## Exercise
Transcribe the records that follow. Keep every word exactly, and drop the pictures.

((

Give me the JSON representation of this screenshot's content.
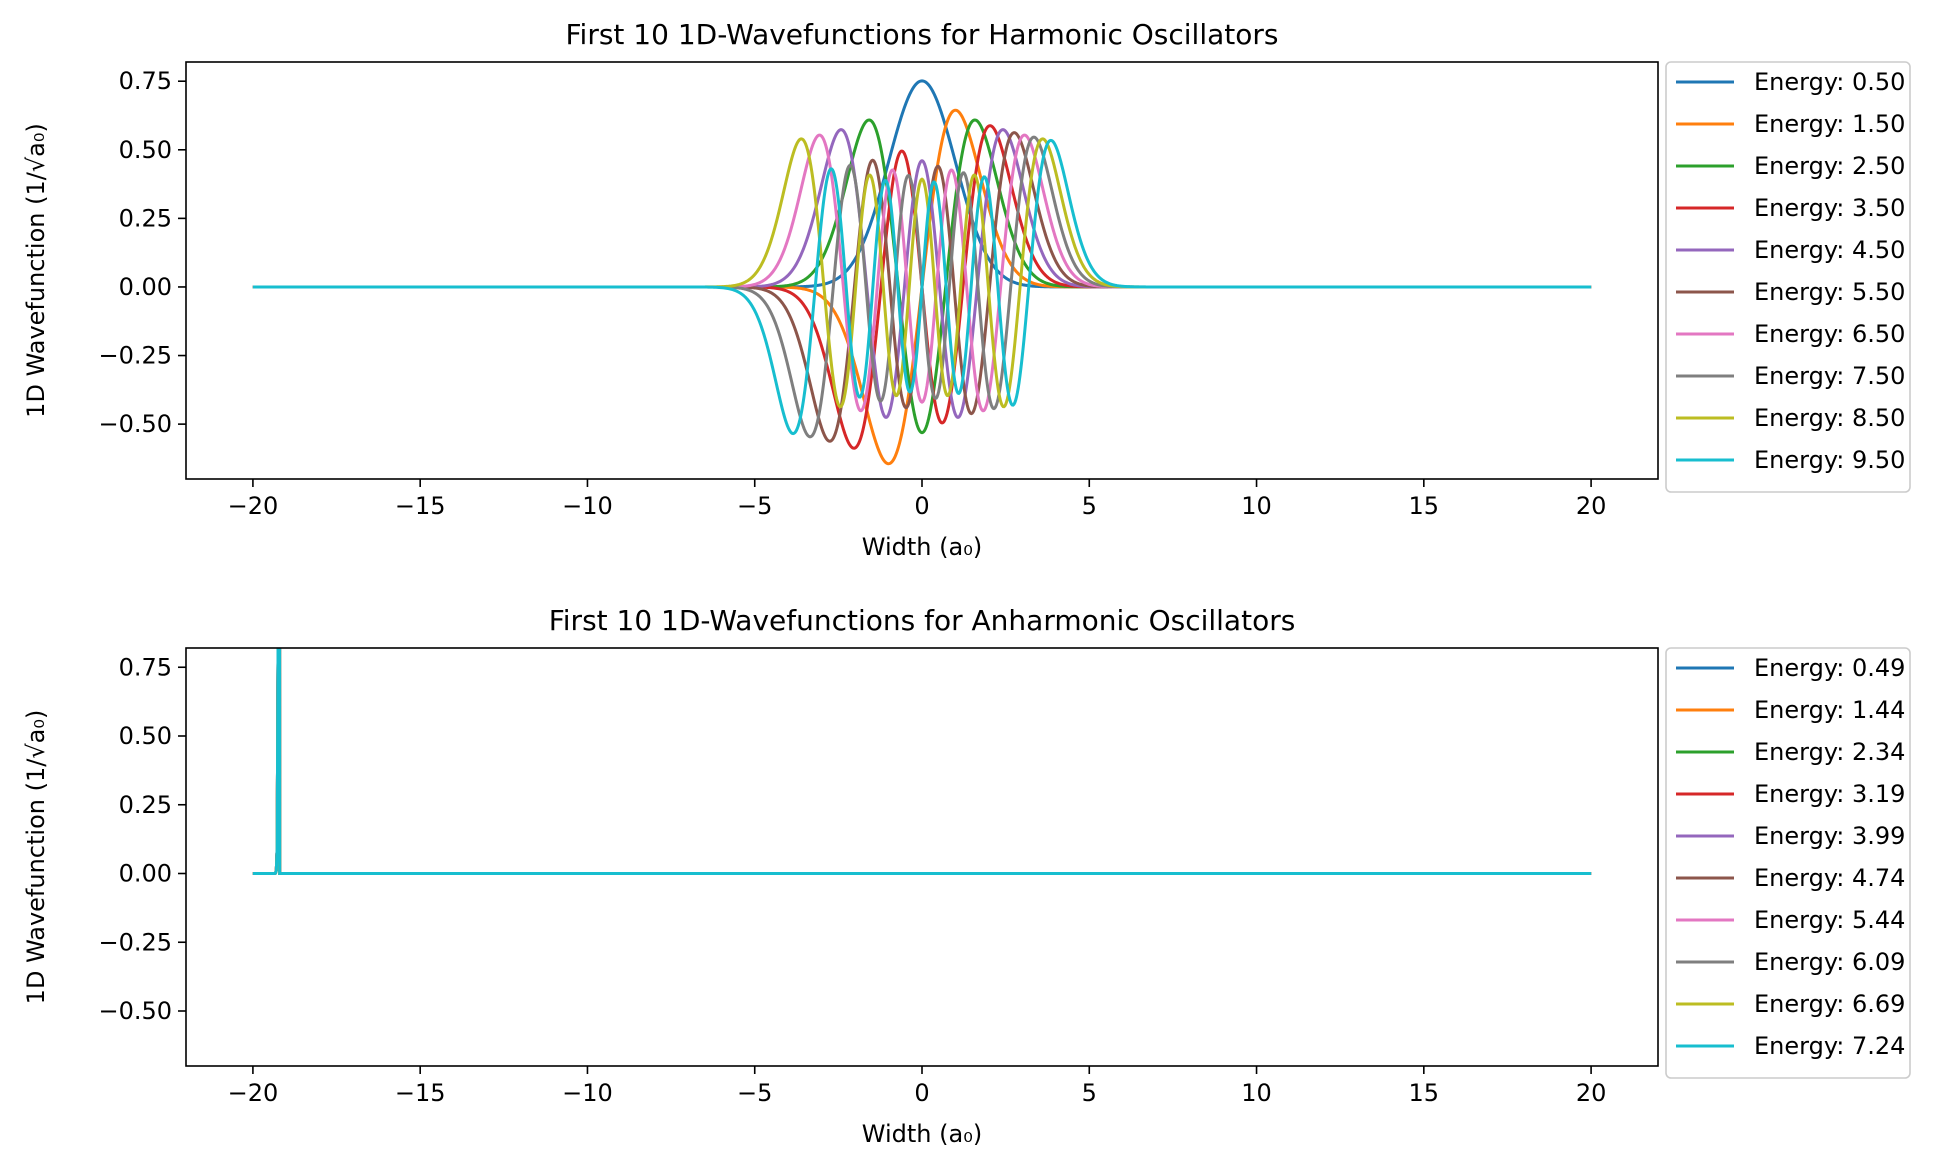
{
  "chart_data": [
    {
      "type": "line",
      "title": "First 10 1D-Wavefunctions for Harmonic Oscillators",
      "xlabel": "Width (a₀)",
      "ylabel": "1D Wavefunction (1/√a₀)",
      "xlim": [
        -22,
        22
      ],
      "ylim": [
        -0.7,
        0.82
      ],
      "xticks": [
        -20,
        -15,
        -10,
        -5,
        0,
        5,
        10,
        15,
        20
      ],
      "xtick_labels": [
        "−20",
        "−15",
        "−10",
        "−5",
        "0",
        "5",
        "10",
        "15",
        "20"
      ],
      "yticks": [
        -0.5,
        -0.25,
        0.0,
        0.25,
        0.5,
        0.75
      ],
      "ytick_labels": [
        "−0.50",
        "−0.25",
        "0.00",
        "0.25",
        "0.50",
        "0.75"
      ],
      "x_range": [
        -20,
        20
      ],
      "grid": false,
      "legend_position": "outside-right",
      "potential": "harmonic",
      "series": [
        {
          "name": "Energy: 0.50",
          "n": 0,
          "energy": 0.5,
          "color": "#1f77b4"
        },
        {
          "name": "Energy: 1.50",
          "n": 1,
          "energy": 1.5,
          "color": "#ff7f0e"
        },
        {
          "name": "Energy: 2.50",
          "n": 2,
          "energy": 2.5,
          "color": "#2ca02c"
        },
        {
          "name": "Energy: 3.50",
          "n": 3,
          "energy": 3.5,
          "color": "#d62728"
        },
        {
          "name": "Energy: 4.50",
          "n": 4,
          "energy": 4.5,
          "color": "#9467bd"
        },
        {
          "name": "Energy: 5.50",
          "n": 5,
          "energy": 5.5,
          "color": "#8c564b"
        },
        {
          "name": "Energy: 6.50",
          "n": 6,
          "energy": 6.5,
          "color": "#e377c2"
        },
        {
          "name": "Energy: 7.50",
          "n": 7,
          "energy": 7.5,
          "color": "#7f7f7f"
        },
        {
          "name": "Energy: 8.50",
          "n": 8,
          "energy": 8.5,
          "color": "#bcbd22"
        },
        {
          "name": "Energy: 9.50",
          "n": 9,
          "energy": 9.5,
          "color": "#17becf"
        }
      ]
    },
    {
      "type": "line",
      "title": "First 10 1D-Wavefunctions for Anharmonic Oscillators",
      "xlabel": "Width (a₀)",
      "ylabel": "1D Wavefunction (1/√a₀)",
      "xlim": [
        -22,
        22
      ],
      "ylim": [
        -0.7,
        0.82
      ],
      "xticks": [
        -20,
        -15,
        -10,
        -5,
        0,
        5,
        10,
        15,
        20
      ],
      "xtick_labels": [
        "−20",
        "−15",
        "−10",
        "−5",
        "0",
        "5",
        "10",
        "15",
        "20"
      ],
      "yticks": [
        -0.5,
        -0.25,
        0.0,
        0.25,
        0.5,
        0.75
      ],
      "ytick_labels": [
        "−0.50",
        "−0.25",
        "0.00",
        "0.25",
        "0.50",
        "0.75"
      ],
      "x_range": [
        -20,
        20
      ],
      "grid": false,
      "legend_position": "outside-right",
      "potential": "anharmonic",
      "series": [
        {
          "name": "Energy: 0.49",
          "n": 0,
          "energy": 0.49,
          "color": "#1f77b4"
        },
        {
          "name": "Energy: 1.44",
          "n": 1,
          "energy": 1.44,
          "color": "#ff7f0e"
        },
        {
          "name": "Energy: 2.34",
          "n": 2,
          "energy": 2.34,
          "color": "#2ca02c"
        },
        {
          "name": "Energy: 3.19",
          "n": 3,
          "energy": 3.19,
          "color": "#d62728"
        },
        {
          "name": "Energy: 3.99",
          "n": 4,
          "energy": 3.99,
          "color": "#9467bd"
        },
        {
          "name": "Energy: 4.74",
          "n": 5,
          "energy": 4.74,
          "color": "#8c564b"
        },
        {
          "name": "Energy: 5.44",
          "n": 6,
          "energy": 5.44,
          "color": "#e377c2"
        },
        {
          "name": "Energy: 6.09",
          "n": 7,
          "energy": 6.09,
          "color": "#7f7f7f"
        },
        {
          "name": "Energy: 6.69",
          "n": 8,
          "energy": 6.69,
          "color": "#bcbd22"
        },
        {
          "name": "Energy: 7.24",
          "n": 9,
          "energy": 7.24,
          "color": "#17becf"
        }
      ]
    }
  ]
}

))

## Answer to the exercise
Give me the JSON representation of this screenshot's content.
{
  "chart_data": [
    {
      "type": "line",
      "title": "First 10 1D-Wavefunctions for Harmonic Oscillators",
      "xlabel": "Width (a₀)",
      "ylabel": "1D Wavefunction (1/√a₀)",
      "xlim": [
        -22,
        22
      ],
      "ylim": [
        -0.7,
        0.82
      ],
      "xticks": [
        -20,
        -15,
        -10,
        -5,
        0,
        5,
        10,
        15,
        20
      ],
      "xtick_labels": [
        "−20",
        "−15",
        "−10",
        "−5",
        "0",
        "5",
        "10",
        "15",
        "20"
      ],
      "yticks": [
        -0.5,
        -0.25,
        0.0,
        0.25,
        0.5,
        0.75
      ],
      "ytick_labels": [
        "−0.50",
        "−0.25",
        "0.00",
        "0.25",
        "0.50",
        "0.75"
      ],
      "x_range": [
        -20,
        20
      ],
      "grid": false,
      "legend_position": "outside-right",
      "potential": "harmonic",
      "series": [
        {
          "name": "Energy: 0.50",
          "n": 0,
          "energy": 0.5,
          "color": "#1f77b4"
        },
        {
          "name": "Energy: 1.50",
          "n": 1,
          "energy": 1.5,
          "color": "#ff7f0e"
        },
        {
          "name": "Energy: 2.50",
          "n": 2,
          "energy": 2.5,
          "color": "#2ca02c"
        },
        {
          "name": "Energy: 3.50",
          "n": 3,
          "energy": 3.5,
          "color": "#d62728"
        },
        {
          "name": "Energy: 4.50",
          "n": 4,
          "energy": 4.5,
          "color": "#9467bd"
        },
        {
          "name": "Energy: 5.50",
          "n": 5,
          "energy": 5.5,
          "color": "#8c564b"
        },
        {
          "name": "Energy: 6.50",
          "n": 6,
          "energy": 6.5,
          "color": "#e377c2"
        },
        {
          "name": "Energy: 7.50",
          "n": 7,
          "energy": 7.5,
          "color": "#7f7f7f"
        },
        {
          "name": "Energy: 8.50",
          "n": 8,
          "energy": 8.5,
          "color": "#bcbd22"
        },
        {
          "name": "Energy: 9.50",
          "n": 9,
          "energy": 9.5,
          "color": "#17becf"
        }
      ]
    },
    {
      "type": "line",
      "title": "First 10 1D-Wavefunctions for Anharmonic Oscillators",
      "xlabel": "Width (a₀)",
      "ylabel": "1D Wavefunction (1/√a₀)",
      "xlim": [
        -22,
        22
      ],
      "ylim": [
        -0.7,
        0.82
      ],
      "xticks": [
        -20,
        -15,
        -10,
        -5,
        0,
        5,
        10,
        15,
        20
      ],
      "xtick_labels": [
        "−20",
        "−15",
        "−10",
        "−5",
        "0",
        "5",
        "10",
        "15",
        "20"
      ],
      "yticks": [
        -0.5,
        -0.25,
        0.0,
        0.25,
        0.5,
        0.75
      ],
      "ytick_labels": [
        "−0.50",
        "−0.25",
        "0.00",
        "0.25",
        "0.50",
        "0.75"
      ],
      "x_range": [
        -20,
        20
      ],
      "grid": false,
      "legend_position": "outside-right",
      "potential": "anharmonic",
      "series": [
        {
          "name": "Energy: 0.49",
          "n": 0,
          "energy": 0.49,
          "color": "#1f77b4"
        },
        {
          "name": "Energy: 1.44",
          "n": 1,
          "energy": 1.44,
          "color": "#ff7f0e"
        },
        {
          "name": "Energy: 2.34",
          "n": 2,
          "energy": 2.34,
          "color": "#2ca02c"
        },
        {
          "name": "Energy: 3.19",
          "n": 3,
          "energy": 3.19,
          "color": "#d62728"
        },
        {
          "name": "Energy: 3.99",
          "n": 4,
          "energy": 3.99,
          "color": "#9467bd"
        },
        {
          "name": "Energy: 4.74",
          "n": 5,
          "energy": 4.74,
          "color": "#8c564b"
        },
        {
          "name": "Energy: 5.44",
          "n": 6,
          "energy": 5.44,
          "color": "#e377c2"
        },
        {
          "name": "Energy: 6.09",
          "n": 7,
          "energy": 6.09,
          "color": "#7f7f7f"
        },
        {
          "name": "Energy: 6.69",
          "n": 8,
          "energy": 6.69,
          "color": "#bcbd22"
        },
        {
          "name": "Energy: 7.24",
          "n": 9,
          "energy": 7.24,
          "color": "#17becf"
        }
      ]
    }
  ]
}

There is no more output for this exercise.